▸ **Brief**
Extract the records in full, leaving every picture out.

▸ **Data extract**
──────────
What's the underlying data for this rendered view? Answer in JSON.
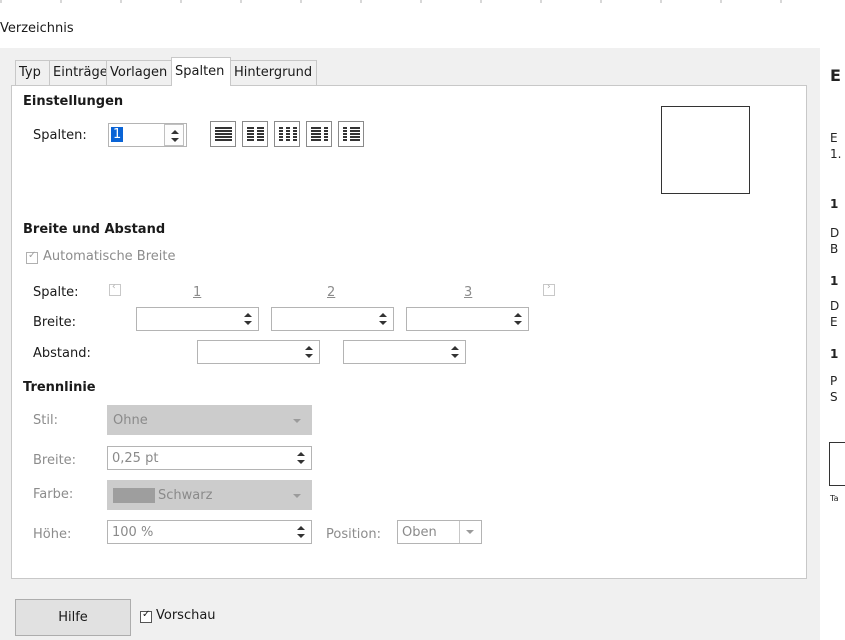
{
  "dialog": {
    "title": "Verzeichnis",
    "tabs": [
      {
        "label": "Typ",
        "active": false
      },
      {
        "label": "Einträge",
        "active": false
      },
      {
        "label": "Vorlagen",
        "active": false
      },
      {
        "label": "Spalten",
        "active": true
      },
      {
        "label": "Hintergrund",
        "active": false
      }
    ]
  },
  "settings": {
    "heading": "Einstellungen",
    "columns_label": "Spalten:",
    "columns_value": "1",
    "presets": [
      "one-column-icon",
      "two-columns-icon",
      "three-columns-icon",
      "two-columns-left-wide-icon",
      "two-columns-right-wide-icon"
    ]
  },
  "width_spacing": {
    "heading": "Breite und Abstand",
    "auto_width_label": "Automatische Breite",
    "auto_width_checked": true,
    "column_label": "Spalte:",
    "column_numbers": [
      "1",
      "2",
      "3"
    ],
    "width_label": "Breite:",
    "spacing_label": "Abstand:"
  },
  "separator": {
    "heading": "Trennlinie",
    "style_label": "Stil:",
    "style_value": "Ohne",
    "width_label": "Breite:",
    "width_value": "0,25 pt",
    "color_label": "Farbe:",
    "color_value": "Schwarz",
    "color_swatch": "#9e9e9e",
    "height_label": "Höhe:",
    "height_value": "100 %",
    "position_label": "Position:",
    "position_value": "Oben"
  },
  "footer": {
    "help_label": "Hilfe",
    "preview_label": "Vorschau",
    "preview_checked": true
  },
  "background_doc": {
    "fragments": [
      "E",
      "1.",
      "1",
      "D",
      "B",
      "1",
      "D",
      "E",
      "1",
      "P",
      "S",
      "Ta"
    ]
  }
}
──────────
▸ **Result for this task**
What's the underlying data for this rendered view? Answer in JSON.
{
  "dialog": {
    "title": "Verzeichnis",
    "tabs": [
      {
        "label": "Typ",
        "active": false
      },
      {
        "label": "Einträge",
        "active": false
      },
      {
        "label": "Vorlagen",
        "active": false
      },
      {
        "label": "Spalten",
        "active": true
      },
      {
        "label": "Hintergrund",
        "active": false
      }
    ]
  },
  "settings": {
    "heading": "Einstellungen",
    "columns_label": "Spalten:",
    "columns_value": "1",
    "presets": [
      "one-column-icon",
      "two-columns-icon",
      "three-columns-icon",
      "two-columns-left-wide-icon",
      "two-columns-right-wide-icon"
    ]
  },
  "width_spacing": {
    "heading": "Breite und Abstand",
    "auto_width_label": "Automatische Breite",
    "auto_width_checked": true,
    "column_label": "Spalte:",
    "column_numbers": [
      "1",
      "2",
      "3"
    ],
    "width_label": "Breite:",
    "spacing_label": "Abstand:"
  },
  "separator": {
    "heading": "Trennlinie",
    "style_label": "Stil:",
    "style_value": "Ohne",
    "width_label": "Breite:",
    "width_value": "0,25 pt",
    "color_label": "Farbe:",
    "color_value": "Schwarz",
    "color_swatch": "#9e9e9e",
    "height_label": "Höhe:",
    "height_value": "100 %",
    "position_label": "Position:",
    "position_value": "Oben"
  },
  "footer": {
    "help_label": "Hilfe",
    "preview_label": "Vorschau",
    "preview_checked": true
  },
  "background_doc": {
    "fragments": [
      "E",
      "1.",
      "1",
      "D",
      "B",
      "1",
      "D",
      "E",
      "1",
      "P",
      "S",
      "Ta"
    ]
  }
}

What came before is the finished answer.